**Work instructions**
Your task is to copy every line of this material exactly.
---------- Input rows
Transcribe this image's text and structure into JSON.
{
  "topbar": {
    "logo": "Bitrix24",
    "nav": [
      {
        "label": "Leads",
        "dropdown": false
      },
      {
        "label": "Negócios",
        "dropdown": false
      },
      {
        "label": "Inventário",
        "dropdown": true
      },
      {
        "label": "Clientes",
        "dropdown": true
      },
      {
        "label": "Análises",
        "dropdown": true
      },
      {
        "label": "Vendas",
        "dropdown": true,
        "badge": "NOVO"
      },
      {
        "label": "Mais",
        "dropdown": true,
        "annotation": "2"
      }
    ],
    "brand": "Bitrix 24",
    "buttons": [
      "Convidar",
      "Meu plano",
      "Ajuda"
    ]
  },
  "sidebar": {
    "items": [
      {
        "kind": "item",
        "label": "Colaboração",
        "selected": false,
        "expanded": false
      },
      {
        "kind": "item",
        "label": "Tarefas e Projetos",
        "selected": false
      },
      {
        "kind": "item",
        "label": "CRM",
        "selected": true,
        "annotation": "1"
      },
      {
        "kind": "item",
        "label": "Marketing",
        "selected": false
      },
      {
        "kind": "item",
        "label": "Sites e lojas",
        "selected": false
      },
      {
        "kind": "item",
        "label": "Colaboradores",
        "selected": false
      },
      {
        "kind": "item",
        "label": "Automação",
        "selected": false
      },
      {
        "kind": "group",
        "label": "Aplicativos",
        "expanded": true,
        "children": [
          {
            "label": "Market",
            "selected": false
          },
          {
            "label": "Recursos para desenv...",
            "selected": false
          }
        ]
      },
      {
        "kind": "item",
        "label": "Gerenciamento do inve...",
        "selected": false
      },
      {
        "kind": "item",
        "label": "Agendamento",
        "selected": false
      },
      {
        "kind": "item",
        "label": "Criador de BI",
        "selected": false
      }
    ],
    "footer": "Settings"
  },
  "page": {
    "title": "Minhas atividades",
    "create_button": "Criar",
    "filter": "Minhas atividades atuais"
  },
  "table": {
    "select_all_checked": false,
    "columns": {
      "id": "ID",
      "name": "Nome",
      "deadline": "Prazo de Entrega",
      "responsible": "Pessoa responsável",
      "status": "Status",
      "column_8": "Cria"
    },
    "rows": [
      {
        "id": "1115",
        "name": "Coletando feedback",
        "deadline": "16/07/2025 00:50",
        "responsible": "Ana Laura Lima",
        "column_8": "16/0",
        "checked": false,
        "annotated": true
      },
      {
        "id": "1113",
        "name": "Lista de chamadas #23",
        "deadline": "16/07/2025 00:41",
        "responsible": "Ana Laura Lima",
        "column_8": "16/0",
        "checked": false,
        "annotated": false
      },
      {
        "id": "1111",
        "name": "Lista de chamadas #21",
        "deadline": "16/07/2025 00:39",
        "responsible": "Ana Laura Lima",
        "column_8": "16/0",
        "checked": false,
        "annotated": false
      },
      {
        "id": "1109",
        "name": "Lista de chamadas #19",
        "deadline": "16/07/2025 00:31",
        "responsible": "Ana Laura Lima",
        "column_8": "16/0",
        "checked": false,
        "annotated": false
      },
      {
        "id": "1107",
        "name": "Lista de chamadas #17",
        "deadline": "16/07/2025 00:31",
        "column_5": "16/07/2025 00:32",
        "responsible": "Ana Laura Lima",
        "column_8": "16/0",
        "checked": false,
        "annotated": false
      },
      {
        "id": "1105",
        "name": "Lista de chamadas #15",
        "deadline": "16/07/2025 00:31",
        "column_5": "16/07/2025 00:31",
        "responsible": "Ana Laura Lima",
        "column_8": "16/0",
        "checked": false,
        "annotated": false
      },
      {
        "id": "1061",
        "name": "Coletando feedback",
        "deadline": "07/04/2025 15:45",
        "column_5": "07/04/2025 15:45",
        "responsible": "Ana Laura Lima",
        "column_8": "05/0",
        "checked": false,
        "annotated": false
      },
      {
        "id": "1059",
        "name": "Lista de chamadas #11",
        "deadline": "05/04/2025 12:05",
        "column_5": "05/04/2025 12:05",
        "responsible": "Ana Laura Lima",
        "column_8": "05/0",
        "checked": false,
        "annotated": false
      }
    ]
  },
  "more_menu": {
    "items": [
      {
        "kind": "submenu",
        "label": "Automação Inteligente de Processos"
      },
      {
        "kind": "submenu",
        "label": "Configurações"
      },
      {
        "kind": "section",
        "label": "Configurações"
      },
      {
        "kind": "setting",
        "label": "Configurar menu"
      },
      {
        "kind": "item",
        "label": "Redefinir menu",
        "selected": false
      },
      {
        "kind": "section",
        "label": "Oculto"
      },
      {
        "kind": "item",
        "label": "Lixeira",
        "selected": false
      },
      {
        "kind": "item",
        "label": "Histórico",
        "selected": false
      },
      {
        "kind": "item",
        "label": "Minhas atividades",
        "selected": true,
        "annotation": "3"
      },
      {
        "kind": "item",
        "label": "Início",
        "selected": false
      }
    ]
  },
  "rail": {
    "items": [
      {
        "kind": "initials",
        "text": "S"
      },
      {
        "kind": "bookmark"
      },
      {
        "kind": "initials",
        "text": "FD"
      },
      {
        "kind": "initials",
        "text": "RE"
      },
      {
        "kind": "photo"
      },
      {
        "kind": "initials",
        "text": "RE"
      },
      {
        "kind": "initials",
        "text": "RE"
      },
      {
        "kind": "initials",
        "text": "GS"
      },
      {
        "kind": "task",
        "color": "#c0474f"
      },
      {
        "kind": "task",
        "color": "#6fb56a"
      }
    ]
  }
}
--------------------
**Written solution**
Transcribe this image's text and structure into JSON.
{
  "topbar": {
    "logo": "Bitrix24",
    "nav": [
      {
        "label": "Leads",
        "dropdown": false
      },
      {
        "label": "Negócios",
        "dropdown": false
      },
      {
        "label": "Inventário",
        "dropdown": true
      },
      {
        "label": "Clientes",
        "dropdown": true
      },
      {
        "label": "Análises",
        "dropdown": true
      },
      {
        "label": "Vendas",
        "dropdown": true,
        "badge": "NOVO"
      },
      {
        "label": "Mais",
        "dropdown": true,
        "annotation": "2"
      }
    ],
    "brand": "Bitrix 24",
    "buttons": [
      "Convidar",
      "Meu plano",
      "Ajuda"
    ]
  },
  "sidebar": {
    "items": [
      {
        "kind": "item",
        "label": "Colaboração",
        "selected": false,
        "expanded": false
      },
      {
        "kind": "item",
        "label": "Tarefas e Projetos",
        "selected": false
      },
      {
        "kind": "item",
        "label": "CRM",
        "selected": true,
        "annotation": "1"
      },
      {
        "kind": "item",
        "label": "Marketing",
        "selected": false
      },
      {
        "kind": "item",
        "label": "Sites e lojas",
        "selected": false
      },
      {
        "kind": "item",
        "label": "Colaboradores",
        "selected": false
      },
      {
        "kind": "item",
        "label": "Automação",
        "selected": false
      },
      {
        "kind": "group",
        "label": "Aplicativos",
        "expanded": true,
        "children": [
          {
            "label": "Market",
            "selected": false
          },
          {
            "label": "Recursos para desenv...",
            "selected": false
          }
        ]
      },
      {
        "kind": "item",
        "label": "Gerenciamento do inve...",
        "selected": false
      },
      {
        "kind": "item",
        "label": "Agendamento",
        "selected": false
      },
      {
        "kind": "item",
        "label": "Criador de BI",
        "selected": false
      }
    ],
    "footer": "Settings"
  },
  "page": {
    "title": "Minhas atividades",
    "create_button": "Criar",
    "filter": "Minhas atividades atuais"
  },
  "table": {
    "select_all_checked": false,
    "columns": {
      "id": "ID",
      "name": "Nome",
      "deadline": "Prazo de Entrega",
      "responsible": "Pessoa responsável",
      "status": "Status",
      "column_8": "Cria"
    },
    "rows": [
      {
        "id": "1115",
        "name": "Coletando feedback",
        "deadline": "16/07/2025 00:50",
        "responsible": "Ana Laura Lima",
        "column_8": "16/0",
        "checked": false,
        "annotated": true
      },
      {
        "id": "1113",
        "name": "Lista de chamadas #23",
        "deadline": "16/07/2025 00:41",
        "responsible": "Ana Laura Lima",
        "column_8": "16/0",
        "checked": false,
        "annotated": false
      },
      {
        "id": "1111",
        "name": "Lista de chamadas #21",
        "deadline": "16/07/2025 00:39",
        "responsible": "Ana Laura Lima",
        "column_8": "16/0",
        "checked": false,
        "annotated": false
      },
      {
        "id": "1109",
        "name": "Lista de chamadas #19",
        "deadline": "16/07/2025 00:31",
        "responsible": "Ana Laura Lima",
        "column_8": "16/0",
        "checked": false,
        "annotated": false
      },
      {
        "id": "1107",
        "name": "Lista de chamadas #17",
        "deadline": "16/07/2025 00:31",
        "column_5": "16/07/2025 00:32",
        "responsible": "Ana Laura Lima",
        "column_8": "16/0",
        "checked": false,
        "annotated": false
      },
      {
        "id": "1105",
        "name": "Lista de chamadas #15",
        "deadline": "16/07/2025 00:31",
        "column_5": "16/07/2025 00:31",
        "responsible": "Ana Laura Lima",
        "column_8": "16/0",
        "checked": false,
        "annotated": false
      },
      {
        "id": "1061",
        "name": "Coletando feedback",
        "deadline": "07/04/2025 15:45",
        "column_5": "07/04/2025 15:45",
        "responsible": "Ana Laura Lima",
        "column_8": "05/0",
        "checked": false,
        "annotated": false
      },
      {
        "id": "1059",
        "name": "Lista de chamadas #11",
        "deadline": "05/04/2025 12:05",
        "column_5": "05/04/2025 12:05",
        "responsible": "Ana Laura Lima",
        "column_8": "05/0",
        "checked": false,
        "annotated": false
      }
    ]
  },
  "more_menu": {
    "items": [
      {
        "kind": "submenu",
        "label": "Automação Inteligente de Processos"
      },
      {
        "kind": "submenu",
        "label": "Configurações"
      },
      {
        "kind": "section",
        "label": "Configurações"
      },
      {
        "kind": "setting",
        "label": "Configurar menu"
      },
      {
        "kind": "item",
        "label": "Redefinir menu",
        "selected": false
      },
      {
        "kind": "section",
        "label": "Oculto"
      },
      {
        "kind": "item",
        "label": "Lixeira",
        "selected": false
      },
      {
        "kind": "item",
        "label": "Histórico",
        "selected": false
      },
      {
        "kind": "item",
        "label": "Minhas atividades",
        "selected": true,
        "annotation": "3"
      },
      {
        "kind": "item",
        "label": "Início",
        "selected": false
      }
    ]
  },
  "rail": {
    "items": [
      {
        "kind": "initials",
        "text": "S"
      },
      {
        "kind": "bookmark"
      },
      {
        "kind": "initials",
        "text": "FD"
      },
      {
        "kind": "initials",
        "text": "RE"
      },
      {
        "kind": "photo"
      },
      {
        "kind": "initials",
        "text": "RE"
      },
      {
        "kind": "initials",
        "text": "RE"
      },
      {
        "kind": "initials",
        "text": "GS"
      },
      {
        "kind": "task",
        "color": "#c0474f"
      },
      {
        "kind": "task",
        "color": "#6fb56a"
      }
    ]
  }
}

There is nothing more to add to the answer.